* SET PROBLEM: Using the data below, copy each line that includes the word "Rainfall".

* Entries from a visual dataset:
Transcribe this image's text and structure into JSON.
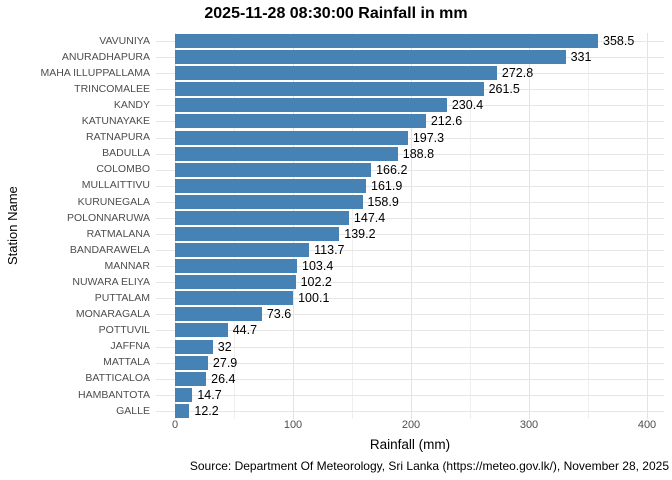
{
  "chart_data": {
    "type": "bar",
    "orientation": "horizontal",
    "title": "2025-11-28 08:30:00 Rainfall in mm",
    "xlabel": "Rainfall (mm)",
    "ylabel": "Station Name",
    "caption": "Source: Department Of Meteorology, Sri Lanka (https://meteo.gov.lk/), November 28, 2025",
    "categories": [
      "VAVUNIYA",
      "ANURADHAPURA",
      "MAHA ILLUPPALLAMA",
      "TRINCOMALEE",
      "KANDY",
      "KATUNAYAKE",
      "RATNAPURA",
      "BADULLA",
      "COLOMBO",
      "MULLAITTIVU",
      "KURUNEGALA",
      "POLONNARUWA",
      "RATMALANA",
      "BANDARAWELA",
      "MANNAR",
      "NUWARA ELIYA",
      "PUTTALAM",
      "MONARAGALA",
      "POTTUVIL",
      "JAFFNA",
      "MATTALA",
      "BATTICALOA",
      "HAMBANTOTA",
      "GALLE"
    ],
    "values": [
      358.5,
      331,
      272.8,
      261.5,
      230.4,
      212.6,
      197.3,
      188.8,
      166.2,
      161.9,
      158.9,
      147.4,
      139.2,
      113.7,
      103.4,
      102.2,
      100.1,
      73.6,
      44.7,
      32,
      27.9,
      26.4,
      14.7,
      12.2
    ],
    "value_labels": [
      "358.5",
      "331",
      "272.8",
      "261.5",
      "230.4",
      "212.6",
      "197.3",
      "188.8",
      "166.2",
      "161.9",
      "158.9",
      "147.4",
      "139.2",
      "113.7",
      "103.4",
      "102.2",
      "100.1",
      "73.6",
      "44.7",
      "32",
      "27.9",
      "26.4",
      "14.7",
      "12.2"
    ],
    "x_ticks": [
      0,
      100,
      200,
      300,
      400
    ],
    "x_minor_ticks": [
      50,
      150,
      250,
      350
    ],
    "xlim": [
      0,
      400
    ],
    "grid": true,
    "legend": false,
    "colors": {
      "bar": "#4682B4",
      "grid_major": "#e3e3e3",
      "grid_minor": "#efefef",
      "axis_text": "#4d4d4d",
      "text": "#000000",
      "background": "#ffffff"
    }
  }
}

==

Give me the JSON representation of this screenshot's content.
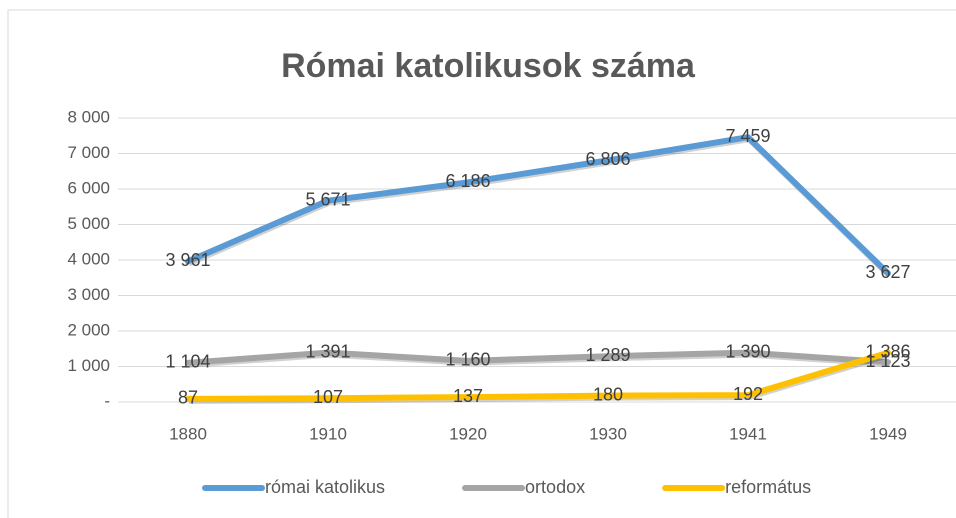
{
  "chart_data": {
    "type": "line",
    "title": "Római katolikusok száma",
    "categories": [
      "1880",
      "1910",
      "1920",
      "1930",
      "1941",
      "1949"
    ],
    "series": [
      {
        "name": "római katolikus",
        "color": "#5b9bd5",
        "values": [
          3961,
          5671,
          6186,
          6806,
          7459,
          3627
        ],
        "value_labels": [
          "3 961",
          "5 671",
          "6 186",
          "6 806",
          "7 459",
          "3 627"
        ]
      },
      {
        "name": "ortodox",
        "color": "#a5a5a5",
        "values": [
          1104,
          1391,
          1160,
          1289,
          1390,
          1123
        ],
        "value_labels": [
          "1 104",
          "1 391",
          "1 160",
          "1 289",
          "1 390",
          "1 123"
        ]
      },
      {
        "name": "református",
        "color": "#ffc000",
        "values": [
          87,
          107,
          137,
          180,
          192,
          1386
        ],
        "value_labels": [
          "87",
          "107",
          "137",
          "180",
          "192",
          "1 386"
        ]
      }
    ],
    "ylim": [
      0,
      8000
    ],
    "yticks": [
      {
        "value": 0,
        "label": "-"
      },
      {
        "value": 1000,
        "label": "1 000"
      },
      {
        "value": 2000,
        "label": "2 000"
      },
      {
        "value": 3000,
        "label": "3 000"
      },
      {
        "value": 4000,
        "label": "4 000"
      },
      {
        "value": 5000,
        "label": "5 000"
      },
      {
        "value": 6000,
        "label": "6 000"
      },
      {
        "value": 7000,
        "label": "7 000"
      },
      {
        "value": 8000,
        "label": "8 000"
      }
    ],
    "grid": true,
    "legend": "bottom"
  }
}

* THE ANSWER:
    "title": "2025-11-28 08:30:00 Rainfall in mm",
    "xlabel": "Rainfall (mm)",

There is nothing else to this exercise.